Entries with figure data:
◆ ◆ ◆ ◆ ◆

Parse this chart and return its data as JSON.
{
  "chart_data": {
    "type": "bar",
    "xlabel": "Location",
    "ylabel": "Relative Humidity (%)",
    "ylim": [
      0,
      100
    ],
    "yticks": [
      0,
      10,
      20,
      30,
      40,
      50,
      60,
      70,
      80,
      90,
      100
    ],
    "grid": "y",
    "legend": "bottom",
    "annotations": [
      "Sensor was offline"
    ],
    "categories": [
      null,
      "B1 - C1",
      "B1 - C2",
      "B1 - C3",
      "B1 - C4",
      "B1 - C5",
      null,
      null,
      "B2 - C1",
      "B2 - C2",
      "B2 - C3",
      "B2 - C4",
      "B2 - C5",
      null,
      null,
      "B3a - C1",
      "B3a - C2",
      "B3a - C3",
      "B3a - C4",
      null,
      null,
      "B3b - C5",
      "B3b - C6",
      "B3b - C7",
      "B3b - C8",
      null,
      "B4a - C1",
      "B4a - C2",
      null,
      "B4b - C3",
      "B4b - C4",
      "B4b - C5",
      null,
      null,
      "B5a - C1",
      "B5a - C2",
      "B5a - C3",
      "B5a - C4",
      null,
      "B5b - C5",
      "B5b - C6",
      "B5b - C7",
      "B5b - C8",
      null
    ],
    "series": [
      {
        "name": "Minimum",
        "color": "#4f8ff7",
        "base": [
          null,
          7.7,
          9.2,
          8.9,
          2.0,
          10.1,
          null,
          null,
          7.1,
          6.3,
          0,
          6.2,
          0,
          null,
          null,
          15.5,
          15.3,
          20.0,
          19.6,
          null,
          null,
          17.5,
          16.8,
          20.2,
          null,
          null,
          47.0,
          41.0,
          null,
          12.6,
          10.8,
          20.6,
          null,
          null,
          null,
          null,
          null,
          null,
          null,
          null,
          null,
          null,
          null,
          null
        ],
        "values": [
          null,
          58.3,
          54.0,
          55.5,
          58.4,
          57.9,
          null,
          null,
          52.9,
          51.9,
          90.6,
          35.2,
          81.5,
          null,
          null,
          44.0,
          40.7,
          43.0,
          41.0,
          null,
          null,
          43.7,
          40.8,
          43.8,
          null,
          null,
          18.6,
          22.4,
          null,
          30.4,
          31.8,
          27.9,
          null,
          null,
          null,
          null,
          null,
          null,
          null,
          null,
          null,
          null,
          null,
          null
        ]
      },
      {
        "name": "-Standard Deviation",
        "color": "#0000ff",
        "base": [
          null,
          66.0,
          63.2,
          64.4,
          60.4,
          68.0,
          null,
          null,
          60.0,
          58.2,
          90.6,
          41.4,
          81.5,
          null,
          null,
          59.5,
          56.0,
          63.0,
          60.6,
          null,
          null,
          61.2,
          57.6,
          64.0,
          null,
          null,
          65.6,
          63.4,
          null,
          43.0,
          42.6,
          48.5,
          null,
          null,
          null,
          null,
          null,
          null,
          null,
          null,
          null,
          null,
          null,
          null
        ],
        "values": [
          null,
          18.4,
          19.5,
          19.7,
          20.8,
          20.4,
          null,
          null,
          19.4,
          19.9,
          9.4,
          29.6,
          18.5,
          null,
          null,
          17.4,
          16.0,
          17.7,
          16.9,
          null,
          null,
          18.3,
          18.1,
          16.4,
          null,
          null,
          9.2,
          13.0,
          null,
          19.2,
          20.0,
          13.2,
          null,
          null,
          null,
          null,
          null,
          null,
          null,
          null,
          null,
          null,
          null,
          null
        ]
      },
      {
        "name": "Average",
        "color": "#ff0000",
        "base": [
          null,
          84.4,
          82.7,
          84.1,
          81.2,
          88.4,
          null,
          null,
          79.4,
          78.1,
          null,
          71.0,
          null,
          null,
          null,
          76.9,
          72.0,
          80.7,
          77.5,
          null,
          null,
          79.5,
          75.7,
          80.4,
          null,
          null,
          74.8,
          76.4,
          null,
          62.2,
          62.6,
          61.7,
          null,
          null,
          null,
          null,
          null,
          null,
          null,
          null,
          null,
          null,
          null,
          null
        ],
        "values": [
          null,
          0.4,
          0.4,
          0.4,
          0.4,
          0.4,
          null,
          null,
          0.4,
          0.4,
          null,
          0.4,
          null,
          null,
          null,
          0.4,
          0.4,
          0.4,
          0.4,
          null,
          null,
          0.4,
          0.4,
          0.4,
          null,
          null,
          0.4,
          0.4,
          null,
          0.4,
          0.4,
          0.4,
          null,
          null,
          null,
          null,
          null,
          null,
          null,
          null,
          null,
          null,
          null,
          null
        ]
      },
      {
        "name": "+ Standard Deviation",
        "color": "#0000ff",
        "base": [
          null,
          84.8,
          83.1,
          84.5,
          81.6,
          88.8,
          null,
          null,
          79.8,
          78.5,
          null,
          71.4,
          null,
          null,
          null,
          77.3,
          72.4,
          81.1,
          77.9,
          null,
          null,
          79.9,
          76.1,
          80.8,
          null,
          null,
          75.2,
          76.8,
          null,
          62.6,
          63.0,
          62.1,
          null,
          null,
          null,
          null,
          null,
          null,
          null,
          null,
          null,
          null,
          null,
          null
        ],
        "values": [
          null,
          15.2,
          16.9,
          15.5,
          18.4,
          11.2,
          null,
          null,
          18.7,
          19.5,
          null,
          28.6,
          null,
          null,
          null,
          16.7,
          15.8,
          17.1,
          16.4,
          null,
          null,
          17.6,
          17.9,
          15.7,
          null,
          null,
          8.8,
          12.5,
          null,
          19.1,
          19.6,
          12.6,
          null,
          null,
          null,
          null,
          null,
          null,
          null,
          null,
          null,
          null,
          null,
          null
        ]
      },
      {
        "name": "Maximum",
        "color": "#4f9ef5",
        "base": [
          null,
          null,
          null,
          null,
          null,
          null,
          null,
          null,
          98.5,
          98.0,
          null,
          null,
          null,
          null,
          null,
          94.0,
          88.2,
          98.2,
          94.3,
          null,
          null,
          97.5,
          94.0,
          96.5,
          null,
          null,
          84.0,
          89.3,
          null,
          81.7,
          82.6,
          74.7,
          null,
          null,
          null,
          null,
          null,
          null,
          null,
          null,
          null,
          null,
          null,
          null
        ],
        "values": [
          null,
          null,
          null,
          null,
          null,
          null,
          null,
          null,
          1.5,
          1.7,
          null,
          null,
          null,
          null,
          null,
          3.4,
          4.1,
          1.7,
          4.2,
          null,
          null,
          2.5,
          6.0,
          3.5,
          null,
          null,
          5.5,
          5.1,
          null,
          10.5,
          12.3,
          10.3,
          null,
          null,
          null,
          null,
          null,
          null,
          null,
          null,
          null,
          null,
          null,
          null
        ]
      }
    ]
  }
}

◆ ◆ ◆ ◆ ◆

In the entries above, how many lines contain the word "Deviation"? Answer with the number only.

— REPLY TO THE EXERCISE —
2